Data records
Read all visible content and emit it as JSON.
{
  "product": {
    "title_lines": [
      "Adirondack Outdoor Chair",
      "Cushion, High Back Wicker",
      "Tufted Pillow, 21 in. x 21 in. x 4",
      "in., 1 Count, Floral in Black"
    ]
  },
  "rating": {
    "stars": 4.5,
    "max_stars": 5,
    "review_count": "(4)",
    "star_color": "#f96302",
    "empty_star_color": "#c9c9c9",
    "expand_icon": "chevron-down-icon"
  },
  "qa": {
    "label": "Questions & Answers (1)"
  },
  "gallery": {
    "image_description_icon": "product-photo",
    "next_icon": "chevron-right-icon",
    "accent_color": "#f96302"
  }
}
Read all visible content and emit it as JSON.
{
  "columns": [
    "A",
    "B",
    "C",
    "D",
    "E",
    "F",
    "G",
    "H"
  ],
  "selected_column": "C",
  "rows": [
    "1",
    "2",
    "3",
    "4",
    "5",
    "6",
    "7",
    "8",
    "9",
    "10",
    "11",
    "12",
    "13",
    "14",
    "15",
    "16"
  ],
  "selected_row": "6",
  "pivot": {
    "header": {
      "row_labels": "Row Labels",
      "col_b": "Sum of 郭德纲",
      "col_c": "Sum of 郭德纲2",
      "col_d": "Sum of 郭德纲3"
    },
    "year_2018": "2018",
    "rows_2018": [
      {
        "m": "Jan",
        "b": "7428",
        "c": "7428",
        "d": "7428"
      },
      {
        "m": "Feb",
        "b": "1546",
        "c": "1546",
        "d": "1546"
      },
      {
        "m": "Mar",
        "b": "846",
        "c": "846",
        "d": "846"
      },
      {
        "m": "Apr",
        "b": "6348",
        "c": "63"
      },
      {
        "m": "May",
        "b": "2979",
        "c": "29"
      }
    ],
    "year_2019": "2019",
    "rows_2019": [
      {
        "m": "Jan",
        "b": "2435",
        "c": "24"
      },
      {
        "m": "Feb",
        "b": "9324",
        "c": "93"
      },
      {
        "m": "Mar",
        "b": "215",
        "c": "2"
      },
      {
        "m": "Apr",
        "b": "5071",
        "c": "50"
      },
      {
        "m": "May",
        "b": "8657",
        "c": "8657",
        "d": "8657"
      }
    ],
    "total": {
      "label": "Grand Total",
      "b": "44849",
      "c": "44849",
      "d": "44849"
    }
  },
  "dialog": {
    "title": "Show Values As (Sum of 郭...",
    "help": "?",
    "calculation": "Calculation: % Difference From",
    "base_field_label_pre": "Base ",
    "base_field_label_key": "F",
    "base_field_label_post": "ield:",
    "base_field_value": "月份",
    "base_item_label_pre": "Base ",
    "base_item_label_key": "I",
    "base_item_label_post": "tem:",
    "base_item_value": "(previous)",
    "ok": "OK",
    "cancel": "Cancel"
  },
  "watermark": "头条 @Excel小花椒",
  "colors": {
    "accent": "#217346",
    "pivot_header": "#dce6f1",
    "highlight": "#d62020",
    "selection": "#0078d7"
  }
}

## What you will do
All of the entries need to be reproduced exactly; please write them out.

## Response below
Read all visible content and emit it as JSON.
{
  "product": {
    "title_lines": [
      "Adirondack Outdoor Chair",
      "Cushion, High Back Wicker",
      "Tufted Pillow, 21 in. x 21 in. x 4",
      "in., 1 Count, Floral in Black"
    ]
  },
  "rating": {
    "stars": 4.5,
    "max_stars": 5,
    "review_count": "(4)",
    "star_color": "#f96302",
    "empty_star_color": "#c9c9c9",
    "expand_icon": "chevron-down-icon"
  },
  "qa": {
    "label": "Questions & Answers (1)"
  },
  "gallery": {
    "image_description_icon": "product-photo",
    "next_icon": "chevron-right-icon",
    "accent_color": "#f96302"
  }
}
Read all visible content and emit it as JSON.
{
  "columns": [
    "A",
    "B",
    "C",
    "D",
    "E",
    "F",
    "G",
    "H"
  ],
  "selected_column": "C",
  "rows": [
    "1",
    "2",
    "3",
    "4",
    "5",
    "6",
    "7",
    "8",
    "9",
    "10",
    "11",
    "12",
    "13",
    "14",
    "15",
    "16"
  ],
  "selected_row": "6",
  "pivot": {
    "header": {
      "row_labels": "Row Labels",
      "col_b": "Sum of 郭德纲",
      "col_c": "Sum of 郭德纲2",
      "col_d": "Sum of 郭德纲3"
    },
    "year_2018": "2018",
    "rows_2018": [
      {
        "m": "Jan",
        "b": "7428",
        "c": "7428",
        "d": "7428"
      },
      {
        "m": "Feb",
        "b": "1546",
        "c": "1546",
        "d": "1546"
      },
      {
        "m": "Mar",
        "b": "846",
        "c": "846",
        "d": "846"
      },
      {
        "m": "Apr",
        "b": "6348",
        "c": "63"
      },
      {
        "m": "May",
        "b": "2979",
        "c": "29"
      }
    ],
    "year_2019": "2019",
    "rows_2019": [
      {
        "m": "Jan",
        "b": "2435",
        "c": "24"
      },
      {
        "m": "Feb",
        "b": "9324",
        "c": "93"
      },
      {
        "m": "Mar",
        "b": "215",
        "c": "2"
      },
      {
        "m": "Apr",
        "b": "5071",
        "c": "50"
      },
      {
        "m": "May",
        "b": "8657",
        "c": "8657",
        "d": "8657"
      }
    ],
    "total": {
      "label": "Grand Total",
      "b": "44849",
      "c": "44849",
      "d": "44849"
    }
  },
  "dialog": {
    "title": "Show Values As (Sum of 郭...",
    "help": "?",
    "calculation": "Calculation: % Difference From",
    "base_field_label_pre": "Base ",
    "base_field_label_key": "F",
    "base_field_label_post": "ield:",
    "base_field_value": "月份",
    "base_item_label_pre": "Base ",
    "base_item_label_key": "I",
    "base_item_label_post": "tem:",
    "base_item_value": "(previous)",
    "ok": "OK",
    "cancel": "Cancel"
  },
  "watermark": "头条 @Excel小花椒",
  "colors": {
    "accent": "#217346",
    "pivot_header": "#dce6f1",
    "highlight": "#d62020",
    "selection": "#0078d7"
  }
}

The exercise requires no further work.